Objective ▸
Please return each line below that contains the string "title", treating uppercase and lowercase as different.

Entries provided ▸
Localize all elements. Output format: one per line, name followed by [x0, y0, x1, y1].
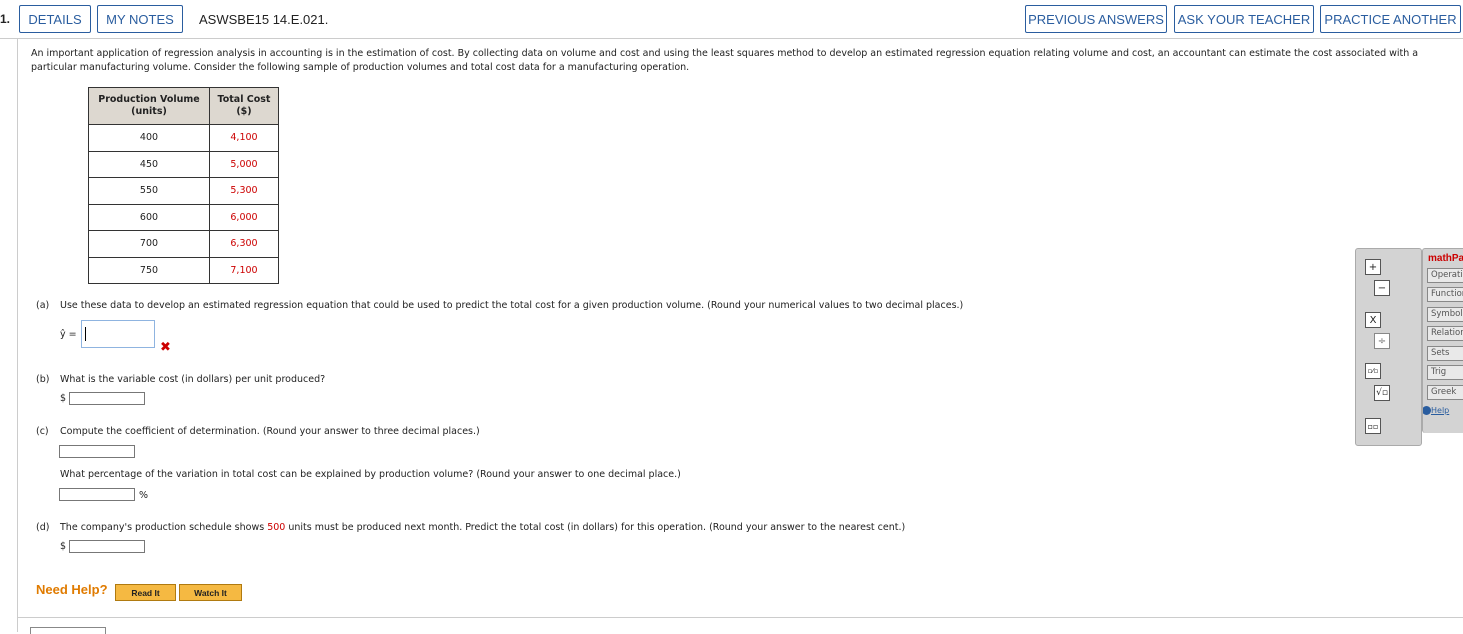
- tab-greek[interactable]: Greek: [1427, 385, 1463, 400]
- volume-cell: 600: [88, 203, 210, 231]
- minus-icon[interactable]: −: [1374, 280, 1390, 296]
- multiply-icon[interactable]: X: [1365, 312, 1381, 328]
- incorrect-icon: ✖: [160, 340, 171, 355]
- cost-cell: 7,100: [209, 256, 279, 284]
- content-border: [17, 38, 18, 632]
- text-cursor: [85, 327, 86, 341]
- coefficient-determination-input[interactable]: [59, 445, 135, 458]
- mathpad-title: mathPad: [1428, 253, 1463, 264]
- cost-cell: 5,300: [209, 177, 279, 205]
- cost-cell: 6,300: [209, 230, 279, 258]
- previous-answers-button[interactable]: PREVIOUS ANSWERS: [1025, 5, 1167, 33]
- part-c-percentage-question: What percentage of the variation in tota…: [60, 469, 681, 480]
- table-row: 450 5,000: [88, 150, 279, 178]
- part-d-text-before: The company's production schedule shows: [60, 522, 268, 533]
- total-cost-prediction-input[interactable]: [69, 540, 145, 553]
- volume-header-title: Production Volume: [98, 94, 200, 105]
- table-row: 400 4,100: [88, 124, 279, 152]
- table-row: 750 7,100: [88, 256, 279, 284]
- tab-functions[interactable]: Functions: [1427, 287, 1463, 302]
- math-palette: + − X ÷ ▫⁄▫ √▫ ▫▫: [1355, 248, 1422, 446]
- part-c-question: Compute the coefficient of determination…: [60, 426, 480, 437]
- dollar-sign: $: [60, 541, 67, 552]
- dollar-sign: $: [60, 393, 67, 404]
- part-d-label: (d): [36, 522, 50, 533]
- volume-cell: 700: [88, 230, 210, 258]
- part-b-question: What is the variable cost (in dollars) p…: [60, 374, 326, 385]
- variable-cost-input[interactable]: [69, 392, 145, 405]
- volume-cell: 550: [88, 177, 210, 205]
- mathpad-panel: mathPad Operations Functions Symbols Rel…: [1422, 248, 1463, 433]
- part-a-label: (a): [36, 300, 50, 311]
- tab-relations[interactable]: Relations: [1427, 326, 1463, 341]
- tab-operations[interactable]: Operations: [1427, 268, 1463, 283]
- cost-header-title: Total Cost: [217, 94, 271, 105]
- cost-header-unit: ($): [236, 106, 252, 117]
- data-table: Production Volume (units) Total Cost ($) 4…: [88, 87, 279, 284]
- read-it-button[interactable]: Read It: [115, 584, 176, 601]
- table-row: 550 5,300: [88, 177, 279, 205]
- percent-sign: %: [139, 490, 149, 501]
- volume-header: Production Volume (units): [88, 87, 210, 125]
- table-row: 700 6,300: [88, 230, 279, 258]
- plus-icon[interactable]: +: [1365, 259, 1381, 275]
- cost-cell: 5,000: [209, 150, 279, 178]
- part-d-text-after: units must be produced next month. Predi…: [285, 522, 906, 533]
- tab-sets[interactable]: Sets: [1427, 346, 1463, 361]
- ask-teacher-button[interactable]: ASK YOUR TEACHER: [1174, 5, 1314, 33]
- part-c-label: (c): [36, 426, 49, 437]
- cost-header: Total Cost ($): [209, 87, 279, 125]
- part-d-question: The company's production schedule shows …: [60, 522, 905, 533]
- yhat-label: ŷ =: [60, 329, 77, 340]
- problem-intro: An important application of regression a…: [31, 48, 1419, 73]
- volume-cell: 400: [88, 124, 210, 152]
- part-b-label: (b): [36, 374, 50, 385]
- volume-header-unit: (units): [131, 106, 167, 117]
- watch-it-button[interactable]: Watch It: [179, 584, 242, 601]
- cost-cell: 4,100: [209, 124, 279, 152]
- part-d-highlight: 500: [267, 522, 286, 533]
- mathpad-help-link[interactable]: Help: [1431, 406, 1449, 415]
- footer-divider: [17, 617, 1463, 618]
- sqrt-icon[interactable]: √▫: [1374, 385, 1390, 401]
- practice-another-button[interactable]: PRACTICE ANOTHER: [1320, 5, 1461, 33]
- volume-cell: 750: [88, 256, 210, 284]
- table-row: 600 6,000: [88, 203, 279, 231]
- question-header: 1. DETAILS MY NOTES ASWSBE15 14.E.021. P…: [0, 0, 1463, 39]
- tab-symbols[interactable]: Symbols: [1427, 307, 1463, 322]
- tab-trig[interactable]: Trig: [1427, 365, 1463, 380]
- part-a-question: Use these data to develop an estimated r…: [60, 300, 964, 311]
- regression-equation-input[interactable]: [81, 320, 155, 348]
- divide-icon[interactable]: ÷: [1374, 333, 1390, 349]
- submit-button-edge[interactable]: [30, 627, 106, 634]
- cost-cell: 6,000: [209, 203, 279, 231]
- help-icon[interactable]: [1423, 406, 1431, 415]
- volume-cell: 450: [88, 150, 210, 178]
- question-number: 1.: [0, 12, 11, 26]
- percentage-input[interactable]: [59, 488, 135, 501]
- fraction-icon[interactable]: ▫⁄▫: [1365, 363, 1381, 379]
- my-notes-button[interactable]: MY NOTES: [97, 5, 183, 33]
- question-code: ASWSBE15 14.E.021.: [199, 12, 329, 27]
- power-icon[interactable]: ▫▫: [1365, 418, 1381, 434]
- details-button[interactable]: DETAILS: [19, 5, 91, 33]
- need-help-label: Need Help?: [36, 582, 108, 597]
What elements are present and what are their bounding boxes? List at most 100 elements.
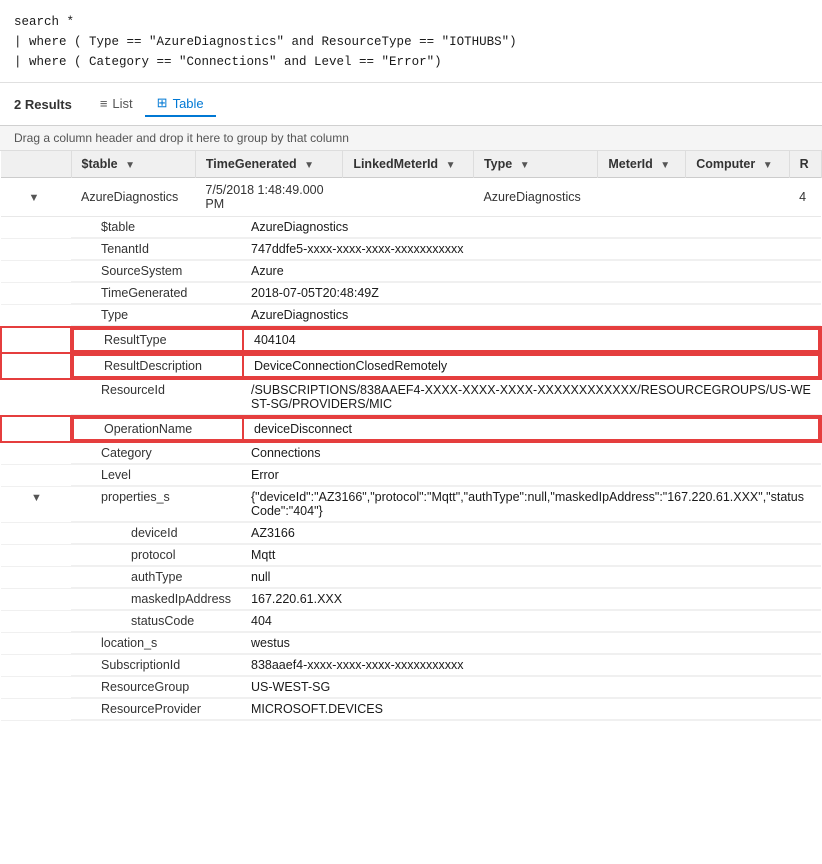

Reply ▸
- mathpad-title: mathPad: [1428, 253, 1463, 264]
- volume-header-title: Production Volume: [98, 94, 200, 105]
- cost-header-title: Total Cost: [217, 94, 271, 105]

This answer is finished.